- [Problem details] All records are to be retyped faithfully and completely.

---- Records supplied

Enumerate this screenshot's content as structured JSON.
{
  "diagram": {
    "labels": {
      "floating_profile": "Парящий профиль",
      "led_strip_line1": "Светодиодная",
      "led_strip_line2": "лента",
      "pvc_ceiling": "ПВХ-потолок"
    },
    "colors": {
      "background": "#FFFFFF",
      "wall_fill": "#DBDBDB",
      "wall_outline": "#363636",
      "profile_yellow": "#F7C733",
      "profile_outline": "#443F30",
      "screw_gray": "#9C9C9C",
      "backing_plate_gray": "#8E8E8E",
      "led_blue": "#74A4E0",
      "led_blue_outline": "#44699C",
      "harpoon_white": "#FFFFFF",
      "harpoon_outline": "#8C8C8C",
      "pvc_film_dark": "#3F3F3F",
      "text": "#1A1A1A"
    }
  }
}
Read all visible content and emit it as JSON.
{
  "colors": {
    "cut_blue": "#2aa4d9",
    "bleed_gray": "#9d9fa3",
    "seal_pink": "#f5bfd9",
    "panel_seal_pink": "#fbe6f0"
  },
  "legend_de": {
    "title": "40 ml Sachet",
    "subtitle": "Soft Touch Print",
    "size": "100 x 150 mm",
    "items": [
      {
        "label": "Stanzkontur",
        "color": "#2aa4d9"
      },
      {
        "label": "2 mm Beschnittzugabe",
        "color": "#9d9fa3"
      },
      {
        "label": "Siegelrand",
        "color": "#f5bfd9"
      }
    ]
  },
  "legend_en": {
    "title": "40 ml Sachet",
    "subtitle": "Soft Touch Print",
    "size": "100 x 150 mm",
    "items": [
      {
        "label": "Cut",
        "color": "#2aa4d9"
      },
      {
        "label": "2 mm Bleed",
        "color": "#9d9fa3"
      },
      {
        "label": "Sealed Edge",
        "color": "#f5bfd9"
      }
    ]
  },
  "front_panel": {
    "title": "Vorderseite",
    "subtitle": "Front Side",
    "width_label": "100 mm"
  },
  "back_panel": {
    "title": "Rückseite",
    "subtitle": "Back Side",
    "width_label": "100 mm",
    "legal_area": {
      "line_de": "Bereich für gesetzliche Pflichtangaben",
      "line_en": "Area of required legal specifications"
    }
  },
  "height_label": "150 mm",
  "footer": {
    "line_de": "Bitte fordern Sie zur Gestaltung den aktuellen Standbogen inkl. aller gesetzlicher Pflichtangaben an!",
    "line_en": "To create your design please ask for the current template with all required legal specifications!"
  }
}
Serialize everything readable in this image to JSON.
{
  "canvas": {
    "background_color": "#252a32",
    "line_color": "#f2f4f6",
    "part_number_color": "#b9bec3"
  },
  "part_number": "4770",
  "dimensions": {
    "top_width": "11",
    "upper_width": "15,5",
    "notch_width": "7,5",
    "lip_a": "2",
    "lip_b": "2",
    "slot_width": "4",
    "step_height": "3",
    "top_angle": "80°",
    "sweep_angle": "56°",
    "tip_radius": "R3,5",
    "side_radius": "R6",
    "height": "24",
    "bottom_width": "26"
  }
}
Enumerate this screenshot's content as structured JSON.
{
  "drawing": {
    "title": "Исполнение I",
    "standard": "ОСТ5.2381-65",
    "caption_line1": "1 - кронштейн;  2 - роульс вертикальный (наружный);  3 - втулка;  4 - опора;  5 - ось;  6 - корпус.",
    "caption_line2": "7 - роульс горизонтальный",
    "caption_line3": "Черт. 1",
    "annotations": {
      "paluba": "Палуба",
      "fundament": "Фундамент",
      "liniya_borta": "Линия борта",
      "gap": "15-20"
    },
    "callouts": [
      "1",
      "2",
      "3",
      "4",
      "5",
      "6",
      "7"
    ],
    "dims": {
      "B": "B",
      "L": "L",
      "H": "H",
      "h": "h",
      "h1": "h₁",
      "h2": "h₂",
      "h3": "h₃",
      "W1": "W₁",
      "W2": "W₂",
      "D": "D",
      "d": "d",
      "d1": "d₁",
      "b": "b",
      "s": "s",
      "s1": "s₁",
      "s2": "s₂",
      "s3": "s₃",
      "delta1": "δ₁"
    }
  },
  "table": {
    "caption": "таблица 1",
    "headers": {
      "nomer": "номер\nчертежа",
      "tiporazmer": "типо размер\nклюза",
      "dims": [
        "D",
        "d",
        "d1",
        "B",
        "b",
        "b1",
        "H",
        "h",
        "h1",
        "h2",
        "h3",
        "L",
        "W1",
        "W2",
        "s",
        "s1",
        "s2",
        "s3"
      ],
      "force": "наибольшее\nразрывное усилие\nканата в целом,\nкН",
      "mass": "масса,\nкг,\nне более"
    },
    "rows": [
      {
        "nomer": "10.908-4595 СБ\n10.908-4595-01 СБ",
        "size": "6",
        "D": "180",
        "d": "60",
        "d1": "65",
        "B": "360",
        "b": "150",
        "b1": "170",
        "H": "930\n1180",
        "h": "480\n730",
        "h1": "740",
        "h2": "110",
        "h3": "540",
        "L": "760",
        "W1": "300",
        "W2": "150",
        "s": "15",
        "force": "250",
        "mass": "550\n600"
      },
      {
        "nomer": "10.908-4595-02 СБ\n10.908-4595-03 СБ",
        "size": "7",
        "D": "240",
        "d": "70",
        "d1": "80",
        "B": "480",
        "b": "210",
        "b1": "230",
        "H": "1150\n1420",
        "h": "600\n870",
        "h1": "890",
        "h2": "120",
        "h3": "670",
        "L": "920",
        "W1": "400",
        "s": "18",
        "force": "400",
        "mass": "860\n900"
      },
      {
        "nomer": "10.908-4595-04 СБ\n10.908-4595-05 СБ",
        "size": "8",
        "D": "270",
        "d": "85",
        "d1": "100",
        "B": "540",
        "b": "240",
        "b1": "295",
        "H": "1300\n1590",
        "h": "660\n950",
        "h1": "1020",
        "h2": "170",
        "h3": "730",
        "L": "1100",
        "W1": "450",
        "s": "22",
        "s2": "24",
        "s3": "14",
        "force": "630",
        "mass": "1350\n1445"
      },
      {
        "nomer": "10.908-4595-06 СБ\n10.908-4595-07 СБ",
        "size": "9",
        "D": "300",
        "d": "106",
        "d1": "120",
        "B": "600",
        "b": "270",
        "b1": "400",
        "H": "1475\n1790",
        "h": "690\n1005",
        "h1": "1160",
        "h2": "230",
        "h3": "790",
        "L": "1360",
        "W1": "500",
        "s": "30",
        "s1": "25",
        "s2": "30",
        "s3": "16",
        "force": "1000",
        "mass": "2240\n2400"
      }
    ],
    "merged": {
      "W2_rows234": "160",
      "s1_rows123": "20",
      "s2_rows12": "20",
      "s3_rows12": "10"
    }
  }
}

--------

- [Exercise solution]
Enumerate this screenshot's content as structured JSON.
{
  "diagram": {
    "labels": {
      "floating_profile": "Парящий профиль",
      "led_strip_line1": "Светодиодная",
      "led_strip_line2": "лента",
      "pvc_ceiling": "ПВХ-потолок"
    },
    "colors": {
      "background": "#FFFFFF",
      "wall_fill": "#DBDBDB",
      "wall_outline": "#363636",
      "profile_yellow": "#F7C733",
      "profile_outline": "#443F30",
      "screw_gray": "#9C9C9C",
      "backing_plate_gray": "#8E8E8E",
      "led_blue": "#74A4E0",
      "led_blue_outline": "#44699C",
      "harpoon_white": "#FFFFFF",
      "harpoon_outline": "#8C8C8C",
      "pvc_film_dark": "#3F3F3F",
      "text": "#1A1A1A"
    }
  }
}
Read all visible content and emit it as JSON.
{
  "colors": {
    "cut_blue": "#2aa4d9",
    "bleed_gray": "#9d9fa3",
    "seal_pink": "#f5bfd9",
    "panel_seal_pink": "#fbe6f0"
  },
  "legend_de": {
    "title": "40 ml Sachet",
    "subtitle": "Soft Touch Print",
    "size": "100 x 150 mm",
    "items": [
      {
        "label": "Stanzkontur",
        "color": "#2aa4d9"
      },
      {
        "label": "2 mm Beschnittzugabe",
        "color": "#9d9fa3"
      },
      {
        "label": "Siegelrand",
        "color": "#f5bfd9"
      }
    ]
  },
  "legend_en": {
    "title": "40 ml Sachet",
    "subtitle": "Soft Touch Print",
    "size": "100 x 150 mm",
    "items": [
      {
        "label": "Cut",
        "color": "#2aa4d9"
      },
      {
        "label": "2 mm Bleed",
        "color": "#9d9fa3"
      },
      {
        "label": "Sealed Edge",
        "color": "#f5bfd9"
      }
    ]
  },
  "front_panel": {
    "title": "Vorderseite",
    "subtitle": "Front Side",
    "width_label": "100 mm"
  },
  "back_panel": {
    "title": "Rückseite",
    "subtitle": "Back Side",
    "width_label": "100 mm",
    "legal_area": {
      "line_de": "Bereich für gesetzliche Pflichtangaben",
      "line_en": "Area of required legal specifications"
    }
  },
  "height_label": "150 mm",
  "footer": {
    "line_de": "Bitte fordern Sie zur Gestaltung den aktuellen Standbogen inkl. aller gesetzlicher Pflichtangaben an!",
    "line_en": "To create your design please ask for the current template with all required legal specifications!"
  }
}
Serialize everything readable in this image to JSON.
{
  "canvas": {
    "background_color": "#252a32",
    "line_color": "#f2f4f6",
    "part_number_color": "#b9bec3"
  },
  "part_number": "4770",
  "dimensions": {
    "top_width": "11",
    "upper_width": "15,5",
    "notch_width": "7,5",
    "lip_a": "2",
    "lip_b": "2",
    "slot_width": "4",
    "step_height": "3",
    "top_angle": "80°",
    "sweep_angle": "56°",
    "tip_radius": "R3,5",
    "side_radius": "R6",
    "height": "24",
    "bottom_width": "26"
  }
}
Enumerate this screenshot's content as structured JSON.
{
  "drawing": {
    "title": "Исполнение I",
    "standard": "ОСТ5.2381-65",
    "caption_line1": "1 - кронштейн;  2 - роульс вертикальный (наружный);  3 - втулка;  4 - опора;  5 - ось;  6 - корпус.",
    "caption_line2": "7 - роульс горизонтальный",
    "caption_line3": "Черт. 1",
    "annotations": {
      "paluba": "Палуба",
      "fundament": "Фундамент",
      "liniya_borta": "Линия борта",
      "gap": "15-20"
    },
    "callouts": [
      "1",
      "2",
      "3",
      "4",
      "5",
      "6",
      "7"
    ],
    "dims": {
      "B": "B",
      "L": "L",
      "H": "H",
      "h": "h",
      "h1": "h₁",
      "h2": "h₂",
      "h3": "h₃",
      "W1": "W₁",
      "W2": "W₂",
      "D": "D",
      "d": "d",
      "d1": "d₁",
      "b": "b",
      "s": "s",
      "s1": "s₁",
      "s2": "s₂",
      "s3": "s₃",
      "delta1": "δ₁"
    }
  },
  "table": {
    "caption": "таблица 1",
    "headers": {
      "nomer": "номер\nчертежа",
      "tiporazmer": "типо размер\nклюза",
      "dims": [
        "D",
        "d",
        "d1",
        "B",
        "b",
        "b1",
        "H",
        "h",
        "h1",
        "h2",
        "h3",
        "L",
        "W1",
        "W2",
        "s",
        "s1",
        "s2",
        "s3"
      ],
      "force": "наибольшее\nразрывное усилие\nканата в целом,\nкН",
      "mass": "масса,\nкг,\nне более"
    },
    "rows": [
      {
        "nomer": "10.908-4595 СБ\n10.908-4595-01 СБ",
        "size": "6",
        "D": "180",
        "d": "60",
        "d1": "65",
        "B": "360",
        "b": "150",
        "b1": "170",
        "H": "930\n1180",
        "h": "480\n730",
        "h1": "740",
        "h2": "110",
        "h3": "540",
        "L": "760",
        "W1": "300",
        "W2": "150",
        "s": "15",
        "force": "250",
        "mass": "550\n600"
      },
      {
        "nomer": "10.908-4595-02 СБ\n10.908-4595-03 СБ",
        "size": "7",
        "D": "240",
        "d": "70",
        "d1": "80",
        "B": "480",
        "b": "210",
        "b1": "230",
        "H": "1150\n1420",
        "h": "600\n870",
        "h1": "890",
        "h2": "120",
        "h3": "670",
        "L": "920",
        "W1": "400",
        "s": "18",
        "force": "400",
        "mass": "860\n900"
      },
      {
        "nomer": "10.908-4595-04 СБ\n10.908-4595-05 СБ",
        "size": "8",
        "D": "270",
        "d": "85",
        "d1": "100",
        "B": "540",
        "b": "240",
        "b1": "295",
        "H": "1300\n1590",
        "h": "660\n950",
        "h1": "1020",
        "h2": "170",
        "h3": "730",
        "L": "1100",
        "W1": "450",
        "s": "22",
        "s2": "24",
        "s3": "14",
        "force": "630",
        "mass": "1350\n1445"
      },
      {
        "nomer": "10.908-4595-06 СБ\n10.908-4595-07 СБ",
        "size": "9",
        "D": "300",
        "d": "106",
        "d1": "120",
        "B": "600",
        "b": "270",
        "b1": "400",
        "H": "1475\n1790",
        "h": "690\n1005",
        "h1": "1160",
        "h2": "230",
        "h3": "790",
        "L": "1360",
        "W1": "500",
        "s": "30",
        "s1": "25",
        "s2": "30",
        "s3": "16",
        "force": "1000",
        "mass": "2240\n2400"
      }
    ],
    "merged": {
      "W2_rows234": "160",
      "s1_rows123": "20",
      "s2_rows12": "20",
      "s3_rows12": "10"
    }
  }
}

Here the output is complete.